(Dataset items)
|---|
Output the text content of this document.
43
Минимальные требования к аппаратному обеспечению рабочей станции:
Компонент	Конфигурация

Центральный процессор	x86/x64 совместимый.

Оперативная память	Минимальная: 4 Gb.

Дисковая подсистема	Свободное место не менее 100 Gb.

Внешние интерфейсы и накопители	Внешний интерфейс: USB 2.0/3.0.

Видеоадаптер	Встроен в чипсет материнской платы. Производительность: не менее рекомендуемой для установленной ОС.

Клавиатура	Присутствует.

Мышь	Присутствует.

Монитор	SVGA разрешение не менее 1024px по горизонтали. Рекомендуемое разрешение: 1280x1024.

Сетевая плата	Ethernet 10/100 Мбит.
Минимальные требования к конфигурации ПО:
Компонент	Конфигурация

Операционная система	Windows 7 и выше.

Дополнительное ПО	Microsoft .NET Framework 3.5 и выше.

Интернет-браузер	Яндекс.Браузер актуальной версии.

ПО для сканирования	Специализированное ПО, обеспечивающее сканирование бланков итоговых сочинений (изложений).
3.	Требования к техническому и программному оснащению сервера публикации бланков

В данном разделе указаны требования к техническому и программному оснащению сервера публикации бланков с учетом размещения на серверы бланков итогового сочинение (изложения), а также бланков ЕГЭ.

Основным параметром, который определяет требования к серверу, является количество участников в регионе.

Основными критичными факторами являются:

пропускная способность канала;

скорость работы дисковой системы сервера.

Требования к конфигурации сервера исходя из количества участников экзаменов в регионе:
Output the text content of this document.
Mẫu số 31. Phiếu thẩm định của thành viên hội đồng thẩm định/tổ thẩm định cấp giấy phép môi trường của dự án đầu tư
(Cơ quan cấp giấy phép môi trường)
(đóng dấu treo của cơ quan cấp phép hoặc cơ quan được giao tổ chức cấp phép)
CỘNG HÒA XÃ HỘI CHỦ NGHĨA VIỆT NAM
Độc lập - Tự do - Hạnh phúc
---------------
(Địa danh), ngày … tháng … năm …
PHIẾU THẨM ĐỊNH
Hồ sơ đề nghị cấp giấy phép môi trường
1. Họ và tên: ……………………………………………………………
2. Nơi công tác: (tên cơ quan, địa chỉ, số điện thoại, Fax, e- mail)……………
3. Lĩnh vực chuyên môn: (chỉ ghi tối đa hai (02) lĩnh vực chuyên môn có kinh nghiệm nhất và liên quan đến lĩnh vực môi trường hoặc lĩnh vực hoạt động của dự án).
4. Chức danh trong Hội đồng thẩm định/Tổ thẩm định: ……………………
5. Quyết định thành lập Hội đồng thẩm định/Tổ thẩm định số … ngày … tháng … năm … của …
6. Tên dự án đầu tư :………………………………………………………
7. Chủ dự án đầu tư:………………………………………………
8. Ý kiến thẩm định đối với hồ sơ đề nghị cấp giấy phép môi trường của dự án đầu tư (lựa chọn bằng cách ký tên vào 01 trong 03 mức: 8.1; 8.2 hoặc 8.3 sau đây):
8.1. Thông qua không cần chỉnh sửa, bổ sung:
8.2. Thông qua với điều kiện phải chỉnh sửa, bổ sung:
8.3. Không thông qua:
|---|
**REQUIRED WORK:**
Look above for every line with the word "публикации" and copy it.

**WRITTEN ANSWER:**
3.	Требования к техническому и программному оснащению сервера публикации бланков
В данном разделе указаны требования к техническому и программному оснащению сервера публикации бланков с учетом размещения на серверы бланков итогового сочинение (изложения), а также бланков ЕГЭ.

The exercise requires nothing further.